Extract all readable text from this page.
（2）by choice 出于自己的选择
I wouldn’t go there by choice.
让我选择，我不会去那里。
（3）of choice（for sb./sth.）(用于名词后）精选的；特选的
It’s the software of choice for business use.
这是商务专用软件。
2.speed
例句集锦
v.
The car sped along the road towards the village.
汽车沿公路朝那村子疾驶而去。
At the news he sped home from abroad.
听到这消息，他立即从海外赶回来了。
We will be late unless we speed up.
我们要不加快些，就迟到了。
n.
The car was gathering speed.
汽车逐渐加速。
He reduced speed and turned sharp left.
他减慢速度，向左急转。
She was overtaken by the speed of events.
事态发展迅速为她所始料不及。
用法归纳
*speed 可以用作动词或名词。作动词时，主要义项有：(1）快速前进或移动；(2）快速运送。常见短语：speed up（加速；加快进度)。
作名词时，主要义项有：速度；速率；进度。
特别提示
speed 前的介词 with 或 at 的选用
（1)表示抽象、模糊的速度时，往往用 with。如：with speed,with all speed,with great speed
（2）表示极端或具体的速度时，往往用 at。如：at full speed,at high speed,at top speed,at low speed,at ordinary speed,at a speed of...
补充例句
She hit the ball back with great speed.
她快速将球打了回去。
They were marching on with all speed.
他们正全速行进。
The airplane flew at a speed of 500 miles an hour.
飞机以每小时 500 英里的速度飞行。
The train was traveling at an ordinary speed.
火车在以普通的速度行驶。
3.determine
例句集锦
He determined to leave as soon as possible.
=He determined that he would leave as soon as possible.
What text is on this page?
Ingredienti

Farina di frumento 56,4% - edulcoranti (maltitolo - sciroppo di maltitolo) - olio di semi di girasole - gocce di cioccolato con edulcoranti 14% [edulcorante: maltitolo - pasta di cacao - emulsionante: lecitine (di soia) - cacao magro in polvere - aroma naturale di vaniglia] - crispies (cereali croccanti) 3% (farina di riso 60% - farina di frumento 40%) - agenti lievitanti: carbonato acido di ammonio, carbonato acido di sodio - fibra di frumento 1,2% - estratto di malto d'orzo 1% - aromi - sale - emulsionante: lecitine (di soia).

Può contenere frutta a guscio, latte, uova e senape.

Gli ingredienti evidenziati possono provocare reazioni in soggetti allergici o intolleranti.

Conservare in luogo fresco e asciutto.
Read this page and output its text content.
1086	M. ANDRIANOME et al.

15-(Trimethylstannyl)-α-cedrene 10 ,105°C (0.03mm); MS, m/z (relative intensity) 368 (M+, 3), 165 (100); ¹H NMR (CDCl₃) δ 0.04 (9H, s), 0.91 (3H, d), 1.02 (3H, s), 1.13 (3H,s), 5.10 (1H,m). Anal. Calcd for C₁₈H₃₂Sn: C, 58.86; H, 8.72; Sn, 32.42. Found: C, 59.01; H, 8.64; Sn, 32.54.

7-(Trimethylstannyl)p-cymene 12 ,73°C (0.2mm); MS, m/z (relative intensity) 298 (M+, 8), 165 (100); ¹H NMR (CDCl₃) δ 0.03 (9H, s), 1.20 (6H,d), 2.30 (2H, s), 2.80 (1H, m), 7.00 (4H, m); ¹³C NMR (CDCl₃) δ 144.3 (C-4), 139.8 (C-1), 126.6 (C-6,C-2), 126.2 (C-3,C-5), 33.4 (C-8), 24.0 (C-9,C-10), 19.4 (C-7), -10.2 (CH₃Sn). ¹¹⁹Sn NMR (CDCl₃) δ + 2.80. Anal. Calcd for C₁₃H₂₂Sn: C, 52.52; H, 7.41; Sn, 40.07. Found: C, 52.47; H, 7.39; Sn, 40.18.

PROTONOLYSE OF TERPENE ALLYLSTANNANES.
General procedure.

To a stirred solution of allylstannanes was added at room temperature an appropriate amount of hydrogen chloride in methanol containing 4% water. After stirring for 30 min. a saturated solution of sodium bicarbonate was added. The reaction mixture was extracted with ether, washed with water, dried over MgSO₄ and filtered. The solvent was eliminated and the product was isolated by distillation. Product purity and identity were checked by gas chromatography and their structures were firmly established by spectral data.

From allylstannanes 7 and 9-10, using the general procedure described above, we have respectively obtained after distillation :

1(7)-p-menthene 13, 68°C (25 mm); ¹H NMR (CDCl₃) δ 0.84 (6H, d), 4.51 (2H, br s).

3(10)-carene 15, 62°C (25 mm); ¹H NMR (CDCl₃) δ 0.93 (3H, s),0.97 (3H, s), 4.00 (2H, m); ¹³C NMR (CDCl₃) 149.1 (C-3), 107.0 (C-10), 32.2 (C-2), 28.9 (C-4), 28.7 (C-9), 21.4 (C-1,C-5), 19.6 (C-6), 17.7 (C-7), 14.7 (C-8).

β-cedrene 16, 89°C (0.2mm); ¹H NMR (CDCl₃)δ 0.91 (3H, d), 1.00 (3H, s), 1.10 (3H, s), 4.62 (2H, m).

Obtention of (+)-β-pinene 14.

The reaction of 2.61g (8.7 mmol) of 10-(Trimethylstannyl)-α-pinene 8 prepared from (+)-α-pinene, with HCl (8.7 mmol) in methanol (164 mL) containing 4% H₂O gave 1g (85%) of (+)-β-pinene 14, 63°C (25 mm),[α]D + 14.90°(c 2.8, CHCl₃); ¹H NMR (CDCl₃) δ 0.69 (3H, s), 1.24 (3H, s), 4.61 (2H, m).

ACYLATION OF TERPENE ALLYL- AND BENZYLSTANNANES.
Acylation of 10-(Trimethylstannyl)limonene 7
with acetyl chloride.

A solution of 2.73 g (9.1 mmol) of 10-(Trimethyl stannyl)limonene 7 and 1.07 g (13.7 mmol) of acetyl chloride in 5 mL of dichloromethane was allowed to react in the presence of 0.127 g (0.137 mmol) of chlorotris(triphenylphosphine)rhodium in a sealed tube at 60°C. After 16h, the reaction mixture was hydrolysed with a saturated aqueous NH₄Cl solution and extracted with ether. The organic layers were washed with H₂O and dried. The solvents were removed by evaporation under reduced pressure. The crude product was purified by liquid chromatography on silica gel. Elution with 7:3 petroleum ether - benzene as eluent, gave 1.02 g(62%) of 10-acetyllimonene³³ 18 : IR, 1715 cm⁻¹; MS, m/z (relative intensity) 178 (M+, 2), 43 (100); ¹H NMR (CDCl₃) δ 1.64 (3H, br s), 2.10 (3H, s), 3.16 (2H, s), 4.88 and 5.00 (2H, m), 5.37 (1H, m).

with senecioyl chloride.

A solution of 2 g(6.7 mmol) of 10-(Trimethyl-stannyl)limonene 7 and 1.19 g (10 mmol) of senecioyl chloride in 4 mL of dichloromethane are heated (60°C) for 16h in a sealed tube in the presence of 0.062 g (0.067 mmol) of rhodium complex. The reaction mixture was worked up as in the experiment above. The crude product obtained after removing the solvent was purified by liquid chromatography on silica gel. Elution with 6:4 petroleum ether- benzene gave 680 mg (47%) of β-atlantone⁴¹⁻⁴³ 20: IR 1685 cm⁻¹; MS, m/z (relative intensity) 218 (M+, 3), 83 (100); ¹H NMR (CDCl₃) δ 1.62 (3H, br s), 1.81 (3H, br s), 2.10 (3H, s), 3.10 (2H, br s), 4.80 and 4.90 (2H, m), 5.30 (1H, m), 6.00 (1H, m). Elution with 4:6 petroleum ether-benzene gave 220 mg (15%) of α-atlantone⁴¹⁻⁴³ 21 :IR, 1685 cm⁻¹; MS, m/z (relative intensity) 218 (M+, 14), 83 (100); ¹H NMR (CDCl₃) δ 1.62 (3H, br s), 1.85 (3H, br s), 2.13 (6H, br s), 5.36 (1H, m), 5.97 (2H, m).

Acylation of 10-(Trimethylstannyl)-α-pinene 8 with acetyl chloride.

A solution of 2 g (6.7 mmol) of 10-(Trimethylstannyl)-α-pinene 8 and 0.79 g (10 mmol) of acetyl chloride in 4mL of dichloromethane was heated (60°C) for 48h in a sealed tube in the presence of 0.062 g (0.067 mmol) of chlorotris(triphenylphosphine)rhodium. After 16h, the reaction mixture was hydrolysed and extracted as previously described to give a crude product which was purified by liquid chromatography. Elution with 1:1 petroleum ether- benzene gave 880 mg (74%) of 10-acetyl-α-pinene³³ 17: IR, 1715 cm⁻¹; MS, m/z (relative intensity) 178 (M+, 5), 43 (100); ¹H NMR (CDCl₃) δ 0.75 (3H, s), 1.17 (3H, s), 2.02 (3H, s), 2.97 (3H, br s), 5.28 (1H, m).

■ What you need to do: Check each line of the entries for the string "sped". Copy the lines that have it.

■ Output:
The car sped along the road towards the village.
At the news he sped home from abroad.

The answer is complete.